* **Source excerpt**
— begin —
For a non-dividend paying stock the American Call option is equal to the European call option. For a dividend paying stock depending on the value of the dividend at times T or t, the price of the option is greater of the european or american call option.

My question is how to identify the price of the dividend so that the American call option will be less than or equal to Europen call option?

Thanks
 
Hi:

For a non-dividend paying stock the American Call option is equal to the European call option. For a dividend paying stock depending on the value of the dividend at times T or t, the price of the option is greater of the european or american call option.

My question is how to identify the price of the dividend so that the American call option will be less than or equal to Europen call option?

Thanks

Hi,

The value of American call option cannot be less than european option. When there is dividend, as long as it is worth early excercise(There is a formula in Hull identifying the situation), the american option has more value than european because it can excercise immediately before ex-dividend date.
— end —
(Annotated element entries)
— begin —
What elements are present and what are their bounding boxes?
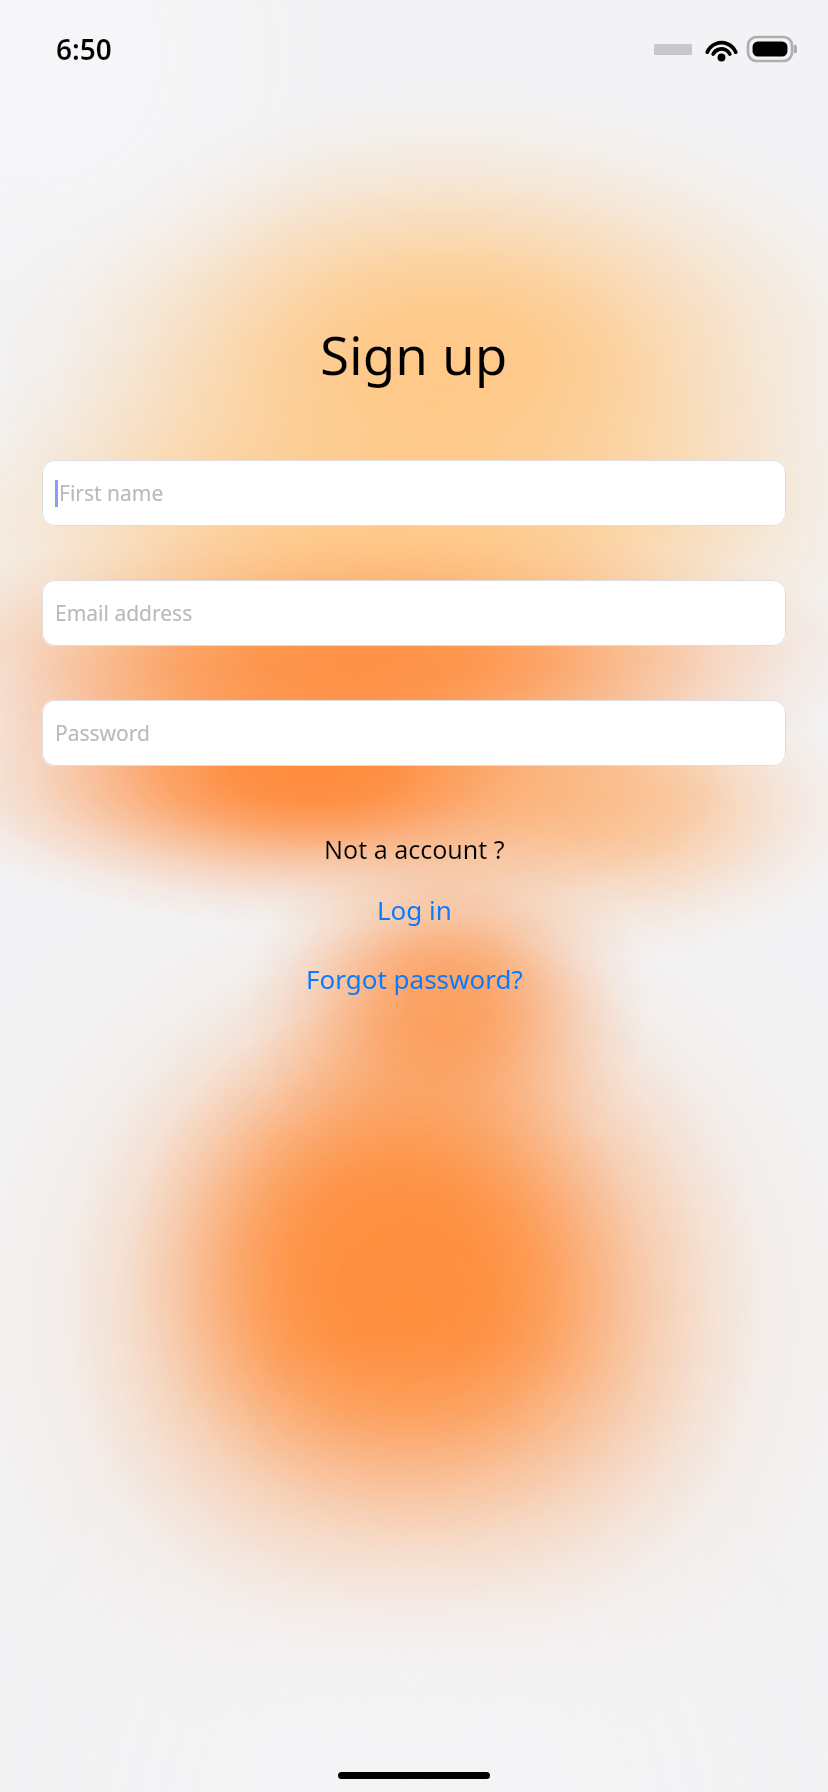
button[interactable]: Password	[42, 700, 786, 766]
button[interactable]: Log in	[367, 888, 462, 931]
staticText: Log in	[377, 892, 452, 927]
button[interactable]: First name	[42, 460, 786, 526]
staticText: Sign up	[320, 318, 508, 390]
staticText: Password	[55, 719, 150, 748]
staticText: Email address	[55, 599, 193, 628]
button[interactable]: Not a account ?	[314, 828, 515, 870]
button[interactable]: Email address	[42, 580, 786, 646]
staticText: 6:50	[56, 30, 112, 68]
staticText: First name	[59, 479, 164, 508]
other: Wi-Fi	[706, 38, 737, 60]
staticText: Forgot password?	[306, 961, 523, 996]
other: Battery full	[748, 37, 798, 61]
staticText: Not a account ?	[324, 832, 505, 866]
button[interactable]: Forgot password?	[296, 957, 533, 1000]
— end —
* **Exercise**
Continue the forum thread on American and European call options from where it stops.

* **Result for this exercise**
on a related but different topic: there seems very little literature on "dividend risk": to price a future (or an option) the future dividend payouts must be known which may not be the case (specially in a market like this one, where big firms are facing trouble with their dividend policy)

For e.g. the price of an index futures (say 1 yr S&P 500 futures) depends on what dividends would the securities (500 stock names in this case) pay out in the coming 1 yr. If the dividends that were actually paid out differ from what we assume: we would lose/gain money... Moreover the PnL would be almost linear with respect to the error in dividend estimation. For eg a 10 bps error in estimating ~2% dividend yield (approximately 5% error) can lead to a 10 bps loss (which may be huge since you need to multiply it with the notiona: a typical equity swap for eg would have atleast a 10mil$ notional).